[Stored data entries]
★ ★ ★ ★ ★ ★ ★

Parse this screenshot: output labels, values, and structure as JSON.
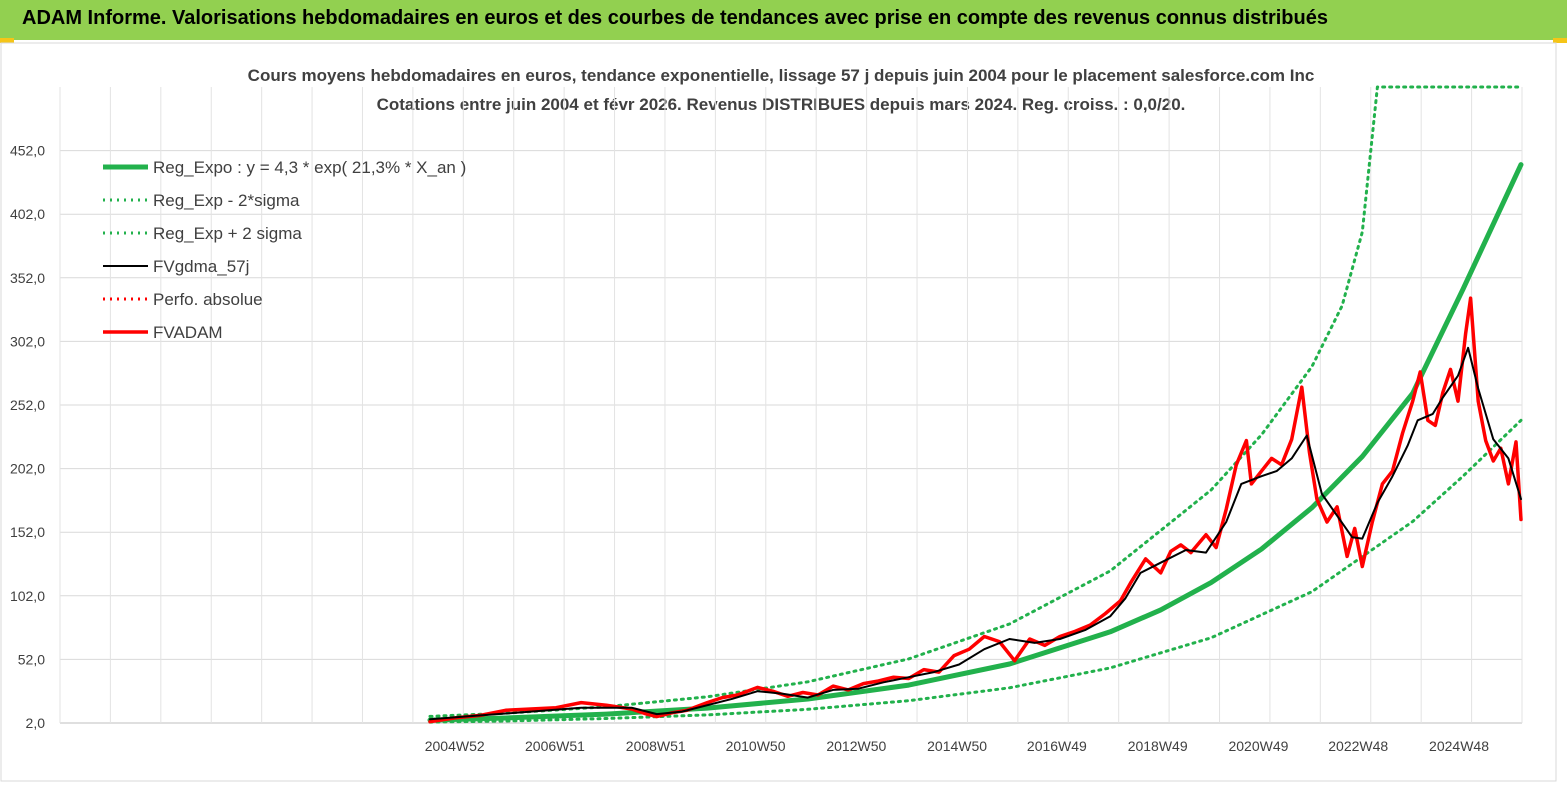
{
  "header": {
    "title": "ADAM Informe. Valorisations hebdomadaires en euros et des courbes de tendances avec prise en compte des revenus connus distribués"
  },
  "chart_data": {
    "type": "line",
    "title_line1": "Cours moyens hebdomadaires en euros, tendance exponentielle, lissage 57 j depuis juin 2004 pour le placement salesforce.com Inc",
    "title_line2": "Cotations entre juin 2004 et févr 2026. Revenus DISTRIBUES depuis mars 2024. Reg. croiss. : 0,0/20.",
    "ylim": [
      2,
      502
    ],
    "y_ticks": [
      "2,0",
      "52,0",
      "102,0",
      "152,0",
      "202,0",
      "252,0",
      "302,0",
      "352,0",
      "402,0",
      "452,0"
    ],
    "xlim": [
      2004.5,
      2026.15
    ],
    "x_ticks": [
      {
        "label": "2004W52",
        "x": 2004.99
      },
      {
        "label": "2006W51",
        "x": 2006.98
      },
      {
        "label": "2008W51",
        "x": 2008.98
      },
      {
        "label": "2010W50",
        "x": 2010.96
      },
      {
        "label": "2012W50",
        "x": 2012.96
      },
      {
        "label": "2014W50",
        "x": 2014.96
      },
      {
        "label": "2016W49",
        "x": 2016.94
      },
      {
        "label": "2018W49",
        "x": 2018.94
      },
      {
        "label": "2020W49",
        "x": 2020.94
      },
      {
        "label": "2022W48",
        "x": 2022.92
      },
      {
        "label": "2024W48",
        "x": 2024.92
      }
    ],
    "legend_position": "top-left",
    "series": [
      {
        "name": "Reg_Expo : y = 4,3 * exp( 21,3% *  X_an )",
        "color": "#22b14c",
        "style": "solid-thick",
        "x": [
          2004.5,
          2006,
          2008,
          2010,
          2012,
          2014,
          2016,
          2018,
          2019,
          2020,
          2021,
          2022,
          2023,
          2024,
          2025,
          2026.15
        ],
        "values": [
          4.3,
          5.9,
          9.0,
          13.7,
          20.9,
          31.8,
          48.4,
          73.7,
          90.9,
          112.4,
          138.7,
          171.3,
          211.5,
          261.2,
          343.0,
          441.0
        ]
      },
      {
        "name": "Reg_Exp - 2*sigma",
        "color": "#22b14c",
        "style": "dotted",
        "x": [
          2004.5,
          2006,
          2008,
          2010,
          2012,
          2014,
          2016,
          2018,
          2020,
          2022,
          2024,
          2025,
          2026.15
        ],
        "values": [
          2.7,
          3.6,
          5.5,
          8.4,
          12.8,
          19.5,
          29.7,
          45.3,
          69.0,
          105.2,
          160.4,
          196.0,
          240.0
        ]
      },
      {
        "name": "Reg_Exp + 2 sigma",
        "color": "#22b14c",
        "style": "dotted",
        "x": [
          2004.5,
          2006,
          2008,
          2010,
          2012,
          2014,
          2016,
          2018,
          2020,
          2021,
          2022,
          2022.6,
          2023.0,
          2023.3,
          2026.15
        ],
        "values": [
          7.2,
          9.7,
          14.8,
          22.6,
          34.4,
          52.4,
          79.8,
          121.6,
          185.2,
          228.6,
          282.2,
          330.0,
          388.0,
          502.0,
          502.0
        ]
      },
      {
        "name": "FVgdma_57j",
        "color": "#000000",
        "style": "solid",
        "x": [
          2004.5,
          2005.5,
          2006.5,
          2007.5,
          2008.5,
          2009.0,
          2009.5,
          2010.5,
          2011.0,
          2011.5,
          2012.0,
          2012.5,
          2013.0,
          2013.5,
          2014.0,
          2014.5,
          2015.0,
          2015.5,
          2016.0,
          2016.5,
          2017.0,
          2017.5,
          2018.0,
          2018.3,
          2018.6,
          2019.0,
          2019.5,
          2019.9,
          2020.3,
          2020.6,
          2021.0,
          2021.3,
          2021.6,
          2021.9,
          2022.2,
          2022.5,
          2022.8,
          2023.0,
          2023.3,
          2023.6,
          2023.9,
          2024.1,
          2024.4,
          2024.6,
          2024.9,
          2025.1,
          2025.3,
          2025.6,
          2025.9,
          2026.15
        ],
        "values": [
          5,
          8,
          11,
          14,
          14,
          9,
          11,
          21,
          27,
          25,
          22,
          28,
          29,
          34,
          38,
          42,
          48,
          60,
          68,
          65,
          68,
          75,
          86,
          100,
          120,
          128,
          138,
          136,
          160,
          190,
          196,
          200,
          210,
          228,
          182,
          165,
          148,
          147,
          175,
          196,
          220,
          240,
          245,
          258,
          275,
          297,
          265,
          225,
          210,
          178
        ]
      },
      {
        "name": "Perfo. absolue",
        "color": "#ff0000",
        "style": "dotted",
        "x": [],
        "values": []
      },
      {
        "name": "FVADAM",
        "color": "#ff0000",
        "style": "solid-thick",
        "x": [
          2004.5,
          2005.0,
          2005.5,
          2006.0,
          2006.5,
          2007.0,
          2007.5,
          2008.0,
          2008.5,
          2008.8,
          2009.0,
          2009.3,
          2009.6,
          2010.0,
          2010.3,
          2010.6,
          2011.0,
          2011.3,
          2011.6,
          2011.9,
          2012.2,
          2012.5,
          2012.8,
          2013.1,
          2013.4,
          2013.7,
          2014.0,
          2014.3,
          2014.6,
          2014.9,
          2015.2,
          2015.5,
          2015.8,
          2016.1,
          2016.4,
          2016.7,
          2017.0,
          2017.3,
          2017.6,
          2017.9,
          2018.2,
          2018.4,
          2018.7,
          2019.0,
          2019.2,
          2019.4,
          2019.6,
          2019.9,
          2020.1,
          2020.3,
          2020.5,
          2020.7,
          2020.8,
          2021.0,
          2021.2,
          2021.4,
          2021.6,
          2021.8,
          2021.95,
          2022.1,
          2022.3,
          2022.5,
          2022.7,
          2022.85,
          2023.0,
          2023.2,
          2023.4,
          2023.6,
          2023.8,
          2024.0,
          2024.15,
          2024.3,
          2024.45,
          2024.6,
          2024.75,
          2024.9,
          2025.05,
          2025.15,
          2025.3,
          2025.45,
          2025.6,
          2025.75,
          2025.9,
          2026.05,
          2026.15
        ],
        "values": [
          3,
          6,
          8,
          12,
          13,
          14,
          18,
          16,
          13,
          9,
          7,
          10,
          12,
          18,
          22,
          24,
          30,
          27,
          23,
          26,
          24,
          31,
          28,
          33,
          35,
          38,
          37,
          44,
          42,
          55,
          60,
          70,
          66,
          51,
          68,
          63,
          70,
          74,
          79,
          88,
          98,
          112,
          131,
          120,
          137,
          142,
          136,
          150,
          140,
          170,
          205,
          224,
          190,
          200,
          210,
          205,
          225,
          266,
          215,
          178,
          160,
          172,
          133,
          155,
          125,
          160,
          190,
          200,
          230,
          255,
          278,
          240,
          236,
          262,
          280,
          255,
          308,
          336,
          255,
          224,
          208,
          218,
          190,
          223,
          162
        ]
      }
    ]
  }
}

★ ★ ★ ★ ★ ★ ★

- [What is being asked] Reproduce each entry precisely. Leave the pictures out.

- [The response]
Parse this screenshot: output labels, values, and structure as JSON.
{
  "header": {
    "title": "ADAM Informe. Valorisations hebdomadaires en euros et des courbes de tendances avec prise en compte des revenus connus distribués"
  },
  "chart_data": {
    "type": "line",
    "title_line1": "Cours moyens hebdomadaires en euros, tendance exponentielle, lissage 57 j depuis juin 2004 pour le placement salesforce.com Inc",
    "title_line2": "Cotations entre juin 2004 et févr 2026. Revenus DISTRIBUES depuis mars 2024. Reg. croiss. : 0,0/20.",
    "ylim": [
      2,
      502
    ],
    "y_ticks": [
      "2,0",
      "52,0",
      "102,0",
      "152,0",
      "202,0",
      "252,0",
      "302,0",
      "352,0",
      "402,0",
      "452,0"
    ],
    "xlim": [
      2004.5,
      2026.15
    ],
    "x_ticks": [
      {
        "label": "2004W52",
        "x": 2004.99
      },
      {
        "label": "2006W51",
        "x": 2006.98
      },
      {
        "label": "2008W51",
        "x": 2008.98
      },
      {
        "label": "2010W50",
        "x": 2010.96
      },
      {
        "label": "2012W50",
        "x": 2012.96
      },
      {
        "label": "2014W50",
        "x": 2014.96
      },
      {
        "label": "2016W49",
        "x": 2016.94
      },
      {
        "label": "2018W49",
        "x": 2018.94
      },
      {
        "label": "2020W49",
        "x": 2020.94
      },
      {
        "label": "2022W48",
        "x": 2022.92
      },
      {
        "label": "2024W48",
        "x": 2024.92
      }
    ],
    "legend_position": "top-left",
    "series": [
      {
        "name": "Reg_Expo : y = 4,3 * exp( 21,3% *  X_an )",
        "color": "#22b14c",
        "style": "solid-thick",
        "x": [
          2004.5,
          2006,
          2008,
          2010,
          2012,
          2014,
          2016,
          2018,
          2019,
          2020,
          2021,
          2022,
          2023,
          2024,
          2025,
          2026.15
        ],
        "values": [
          4.3,
          5.9,
          9.0,
          13.7,
          20.9,
          31.8,
          48.4,
          73.7,
          90.9,
          112.4,
          138.7,
          171.3,
          211.5,
          261.2,
          343.0,
          441.0
        ]
      },
      {
        "name": "Reg_Exp - 2*sigma",
        "color": "#22b14c",
        "style": "dotted",
        "x": [
          2004.5,
          2006,
          2008,
          2010,
          2012,
          2014,
          2016,
          2018,
          2020,
          2022,
          2024,
          2025,
          2026.15
        ],
        "values": [
          2.7,
          3.6,
          5.5,
          8.4,
          12.8,
          19.5,
          29.7,
          45.3,
          69.0,
          105.2,
          160.4,
          196.0,
          240.0
        ]
      },
      {
        "name": "Reg_Exp + 2 sigma",
        "color": "#22b14c",
        "style": "dotted",
        "x": [
          2004.5,
          2006,
          2008,
          2010,
          2012,
          2014,
          2016,
          2018,
          2020,
          2021,
          2022,
          2022.6,
          2023.0,
          2023.3,
          2026.15
        ],
        "values": [
          7.2,
          9.7,
          14.8,
          22.6,
          34.4,
          52.4,
          79.8,
          121.6,
          185.2,
          228.6,
          282.2,
          330.0,
          388.0,
          502.0,
          502.0
        ]
      },
      {
        "name": "FVgdma_57j",
        "color": "#000000",
        "style": "solid",
        "x": [
          2004.5,
          2005.5,
          2006.5,
          2007.5,
          2008.5,
          2009.0,
          2009.5,
          2010.5,
          2011.0,
          2011.5,
          2012.0,
          2012.5,
          2013.0,
          2013.5,
          2014.0,
          2014.5,
          2015.0,
          2015.5,
          2016.0,
          2016.5,
          2017.0,
          2017.5,
          2018.0,
          2018.3,
          2018.6,
          2019.0,
          2019.5,
          2019.9,
          2020.3,
          2020.6,
          2021.0,
          2021.3,
          2021.6,
          2021.9,
          2022.2,
          2022.5,
          2022.8,
          2023.0,
          2023.3,
          2023.6,
          2023.9,
          2024.1,
          2024.4,
          2024.6,
          2024.9,
          2025.1,
          2025.3,
          2025.6,
          2025.9,
          2026.15
        ],
        "values": [
          5,
          8,
          11,
          14,
          14,
          9,
          11,
          21,
          27,
          25,
          22,
          28,
          29,
          34,
          38,
          42,
          48,
          60,
          68,
          65,
          68,
          75,
          86,
          100,
          120,
          128,
          138,
          136,
          160,
          190,
          196,
          200,
          210,
          228,
          182,
          165,
          148,
          147,
          175,
          196,
          220,
          240,
          245,
          258,
          275,
          297,
          265,
          225,
          210,
          178
        ]
      },
      {
        "name": "Perfo. absolue",
        "color": "#ff0000",
        "style": "dotted",
        "x": [],
        "values": []
      },
      {
        "name": "FVADAM",
        "color": "#ff0000",
        "style": "solid-thick",
        "x": [
          2004.5,
          2005.0,
          2005.5,
          2006.0,
          2006.5,
          2007.0,
          2007.5,
          2008.0,
          2008.5,
          2008.8,
          2009.0,
          2009.3,
          2009.6,
          2010.0,
          2010.3,
          2010.6,
          2011.0,
          2011.3,
          2011.6,
          2011.9,
          2012.2,
          2012.5,
          2012.8,
          2013.1,
          2013.4,
          2013.7,
          2014.0,
          2014.3,
          2014.6,
          2014.9,
          2015.2,
          2015.5,
          2015.8,
          2016.1,
          2016.4,
          2016.7,
          2017.0,
          2017.3,
          2017.6,
          2017.9,
          2018.2,
          2018.4,
          2018.7,
          2019.0,
          2019.2,
          2019.4,
          2019.6,
          2019.9,
          2020.1,
          2020.3,
          2020.5,
          2020.7,
          2020.8,
          2021.0,
          2021.2,
          2021.4,
          2021.6,
          2021.8,
          2021.95,
          2022.1,
          2022.3,
          2022.5,
          2022.7,
          2022.85,
          2023.0,
          2023.2,
          2023.4,
          2023.6,
          2023.8,
          2024.0,
          2024.15,
          2024.3,
          2024.45,
          2024.6,
          2024.75,
          2024.9,
          2025.05,
          2025.15,
          2025.3,
          2025.45,
          2025.6,
          2025.75,
          2025.9,
          2026.05,
          2026.15
        ],
        "values": [
          3,
          6,
          8,
          12,
          13,
          14,
          18,
          16,
          13,
          9,
          7,
          10,
          12,
          18,
          22,
          24,
          30,
          27,
          23,
          26,
          24,
          31,
          28,
          33,
          35,
          38,
          37,
          44,
          42,
          55,
          60,
          70,
          66,
          51,
          68,
          63,
          70,
          74,
          79,
          88,
          98,
          112,
          131,
          120,
          137,
          142,
          136,
          150,
          140,
          170,
          205,
          224,
          190,
          200,
          210,
          205,
          225,
          266,
          215,
          178,
          160,
          172,
          133,
          155,
          125,
          160,
          190,
          200,
          230,
          255,
          278,
          240,
          236,
          262,
          280,
          255,
          308,
          336,
          255,
          224,
          208,
          218,
          190,
          223,
          162
        ]
      }
    ]
  }
}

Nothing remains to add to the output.